* **SET EXERCISE**
Write out the records below once more, exactly as they stand.

═══ DATA LISTING ═══

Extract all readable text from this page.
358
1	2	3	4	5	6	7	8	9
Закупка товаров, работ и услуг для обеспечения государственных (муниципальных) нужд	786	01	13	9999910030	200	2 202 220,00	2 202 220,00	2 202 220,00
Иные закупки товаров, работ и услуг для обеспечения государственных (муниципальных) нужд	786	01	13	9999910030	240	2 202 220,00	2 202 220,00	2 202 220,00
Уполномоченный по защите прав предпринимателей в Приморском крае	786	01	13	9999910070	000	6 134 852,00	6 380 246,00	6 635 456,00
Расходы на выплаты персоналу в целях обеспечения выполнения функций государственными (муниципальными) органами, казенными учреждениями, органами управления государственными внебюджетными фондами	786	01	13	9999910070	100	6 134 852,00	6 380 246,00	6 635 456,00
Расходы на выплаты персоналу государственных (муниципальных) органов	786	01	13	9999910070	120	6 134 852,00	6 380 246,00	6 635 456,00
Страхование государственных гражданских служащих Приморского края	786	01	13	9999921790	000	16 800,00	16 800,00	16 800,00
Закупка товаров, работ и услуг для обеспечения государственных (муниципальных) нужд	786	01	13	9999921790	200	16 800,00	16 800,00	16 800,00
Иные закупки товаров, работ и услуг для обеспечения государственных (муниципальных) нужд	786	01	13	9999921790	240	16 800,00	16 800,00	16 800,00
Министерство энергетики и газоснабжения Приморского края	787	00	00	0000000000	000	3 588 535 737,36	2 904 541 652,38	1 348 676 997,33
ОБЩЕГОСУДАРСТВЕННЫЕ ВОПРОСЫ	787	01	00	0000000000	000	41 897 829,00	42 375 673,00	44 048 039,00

═══

* **RESULT OF THIS EXERCISE**
Extract all readable text from this page.
358
1	2	3	4	5	6	7	8	9
Закупка товаров, работ и услуг для обеспечения государственных (муниципальных) нужд	786	01	13	9999910030	200	2 202 220,00	2 202 220,00	2 202 220,00
Иные закупки товаров, работ и услуг для обеспечения государственных (муниципальных) нужд	786	01	13	9999910030	240	2 202 220,00	2 202 220,00	2 202 220,00
Уполномоченный по защите прав предпринимателей в Приморском крае	786	01	13	9999910070	000	6 134 852,00	6 380 246,00	6 635 456,00
Расходы на выплаты персоналу в целях обеспечения выполнения функций государственными (муниципальными) органами, казенными учреждениями, органами управления государственными внебюджетными фондами	786	01	13	9999910070	100	6 134 852,00	6 380 246,00	6 635 456,00
Расходы на выплаты персоналу государственных (муниципальных) органов	786	01	13	9999910070	120	6 134 852,00	6 380 246,00	6 635 456,00
Страхование государственных гражданских служащих Приморского края	786	01	13	9999921790	000	16 800,00	16 800,00	16 800,00
Закупка товаров, работ и услуг для обеспечения государственных (муниципальных) нужд	786	01	13	9999921790	200	16 800,00	16 800,00	16 800,00
Иные закупки товаров, работ и услуг для обеспечения государственных (муниципальных) нужд	786	01	13	9999921790	240	16 800,00	16 800,00	16 800,00
Министерство энергетики и газоснабжения Приморского края	787	00	00	0000000000	000	3 588 535 737,36	2 904 541 652,38	1 348 676 997,33
ОБЩЕГОСУДАРСТВЕННЫЕ ВОПРОСЫ	787	01	00	0000000000	000	41 897 829,00	42 375 673,00	44 048 039,00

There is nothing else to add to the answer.